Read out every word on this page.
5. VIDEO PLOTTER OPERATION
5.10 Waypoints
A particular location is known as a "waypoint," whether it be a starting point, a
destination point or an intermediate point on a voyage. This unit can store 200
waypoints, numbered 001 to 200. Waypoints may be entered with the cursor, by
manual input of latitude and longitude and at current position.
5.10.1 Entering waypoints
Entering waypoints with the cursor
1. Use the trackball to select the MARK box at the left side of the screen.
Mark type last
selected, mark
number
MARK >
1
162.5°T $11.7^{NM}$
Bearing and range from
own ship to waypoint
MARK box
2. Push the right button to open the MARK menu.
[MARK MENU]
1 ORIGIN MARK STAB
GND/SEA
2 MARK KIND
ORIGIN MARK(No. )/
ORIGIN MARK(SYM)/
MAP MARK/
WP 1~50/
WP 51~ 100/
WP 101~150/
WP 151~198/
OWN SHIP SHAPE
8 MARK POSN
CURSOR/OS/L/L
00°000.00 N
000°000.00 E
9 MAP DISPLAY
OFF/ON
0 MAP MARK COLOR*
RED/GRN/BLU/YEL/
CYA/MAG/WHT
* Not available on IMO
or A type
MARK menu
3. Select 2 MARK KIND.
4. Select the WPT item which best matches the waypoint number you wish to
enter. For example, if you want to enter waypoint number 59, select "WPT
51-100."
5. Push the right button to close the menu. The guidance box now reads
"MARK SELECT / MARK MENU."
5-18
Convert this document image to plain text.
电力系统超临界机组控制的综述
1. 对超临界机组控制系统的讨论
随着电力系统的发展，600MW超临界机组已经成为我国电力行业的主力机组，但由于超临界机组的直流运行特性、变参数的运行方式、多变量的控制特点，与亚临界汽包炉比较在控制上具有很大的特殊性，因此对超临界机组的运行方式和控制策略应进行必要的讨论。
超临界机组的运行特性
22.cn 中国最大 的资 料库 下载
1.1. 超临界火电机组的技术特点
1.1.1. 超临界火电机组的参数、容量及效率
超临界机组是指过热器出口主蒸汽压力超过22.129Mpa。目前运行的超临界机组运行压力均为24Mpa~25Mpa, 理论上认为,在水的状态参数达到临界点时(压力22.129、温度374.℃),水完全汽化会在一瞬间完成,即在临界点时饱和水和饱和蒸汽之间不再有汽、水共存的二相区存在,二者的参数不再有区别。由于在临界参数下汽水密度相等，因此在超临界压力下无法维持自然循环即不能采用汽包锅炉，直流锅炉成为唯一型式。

---

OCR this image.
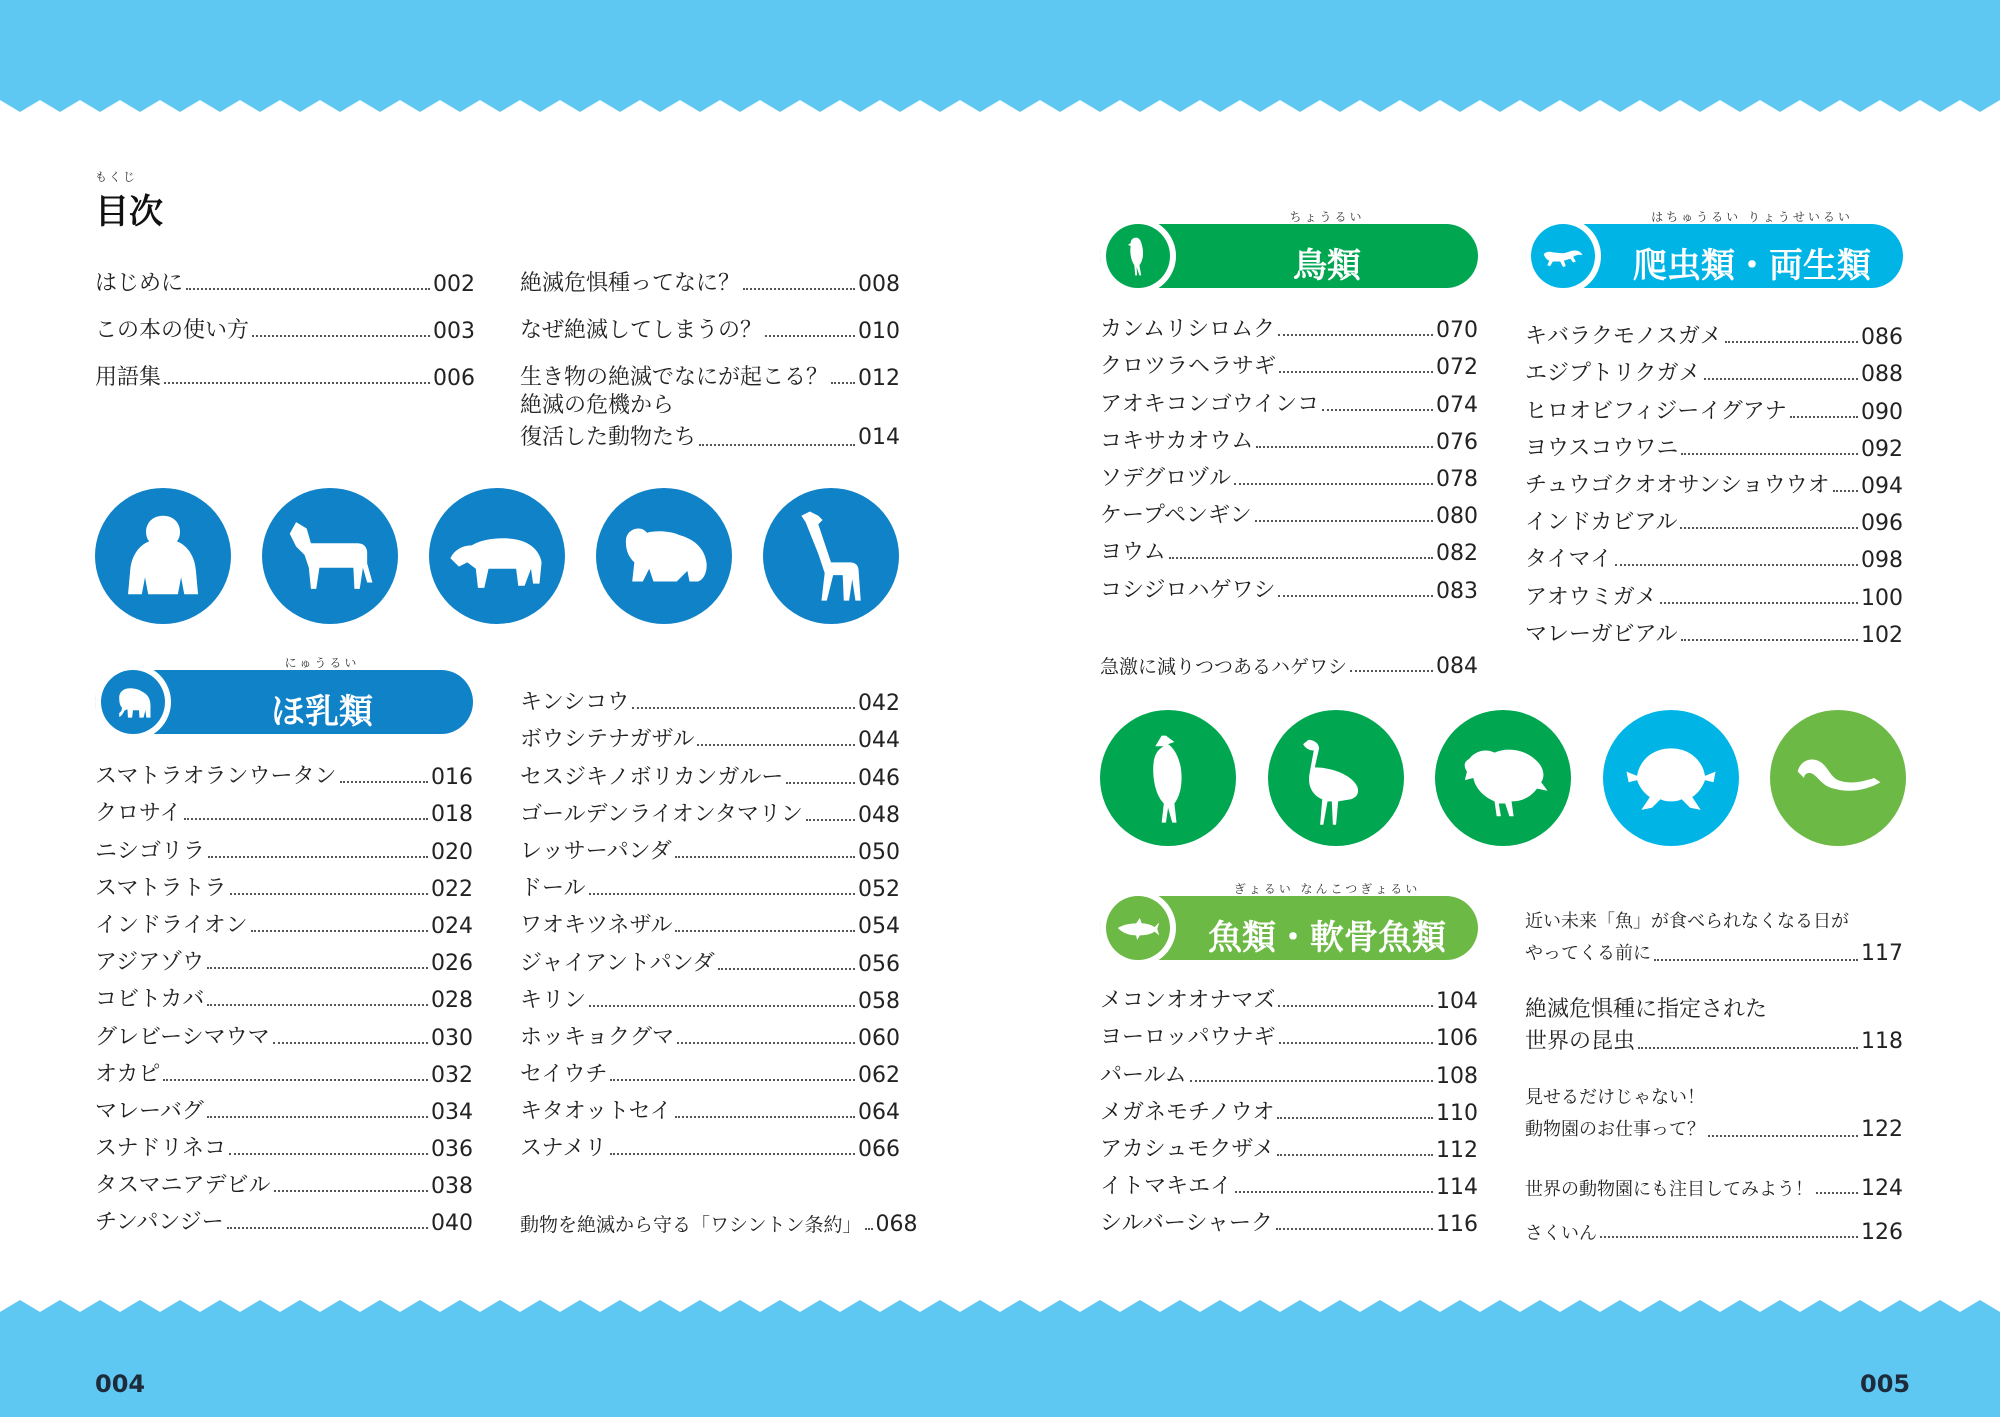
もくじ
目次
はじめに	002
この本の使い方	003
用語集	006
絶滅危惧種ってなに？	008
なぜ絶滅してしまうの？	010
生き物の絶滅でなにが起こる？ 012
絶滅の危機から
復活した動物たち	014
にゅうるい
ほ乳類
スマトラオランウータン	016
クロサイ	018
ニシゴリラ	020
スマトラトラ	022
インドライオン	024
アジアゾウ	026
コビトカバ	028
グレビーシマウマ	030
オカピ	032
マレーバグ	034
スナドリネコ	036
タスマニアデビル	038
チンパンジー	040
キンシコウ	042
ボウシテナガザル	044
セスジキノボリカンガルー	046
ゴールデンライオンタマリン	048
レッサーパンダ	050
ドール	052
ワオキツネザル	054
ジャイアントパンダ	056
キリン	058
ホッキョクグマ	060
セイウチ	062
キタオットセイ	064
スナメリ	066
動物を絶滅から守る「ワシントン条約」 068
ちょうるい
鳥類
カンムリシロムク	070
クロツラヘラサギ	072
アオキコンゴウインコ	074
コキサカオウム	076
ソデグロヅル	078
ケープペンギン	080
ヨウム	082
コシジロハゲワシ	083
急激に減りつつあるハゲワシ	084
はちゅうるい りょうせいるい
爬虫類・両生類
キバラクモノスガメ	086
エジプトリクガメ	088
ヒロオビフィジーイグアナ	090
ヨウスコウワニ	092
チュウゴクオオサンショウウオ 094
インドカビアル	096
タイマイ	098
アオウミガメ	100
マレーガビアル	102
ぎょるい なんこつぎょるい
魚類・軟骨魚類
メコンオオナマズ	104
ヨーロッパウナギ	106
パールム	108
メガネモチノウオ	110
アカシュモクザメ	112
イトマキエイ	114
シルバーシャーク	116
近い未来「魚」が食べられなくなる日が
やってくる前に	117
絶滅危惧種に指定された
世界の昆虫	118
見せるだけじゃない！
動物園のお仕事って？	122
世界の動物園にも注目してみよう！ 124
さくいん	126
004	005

EXERCISE » Copy every line of the data that holds the string "ORIGIN".

PROBLEM SOLUTION »
1 ORIGIN MARK STAB
ORIGIN MARK(No. )/
ORIGIN MARK(SYM)/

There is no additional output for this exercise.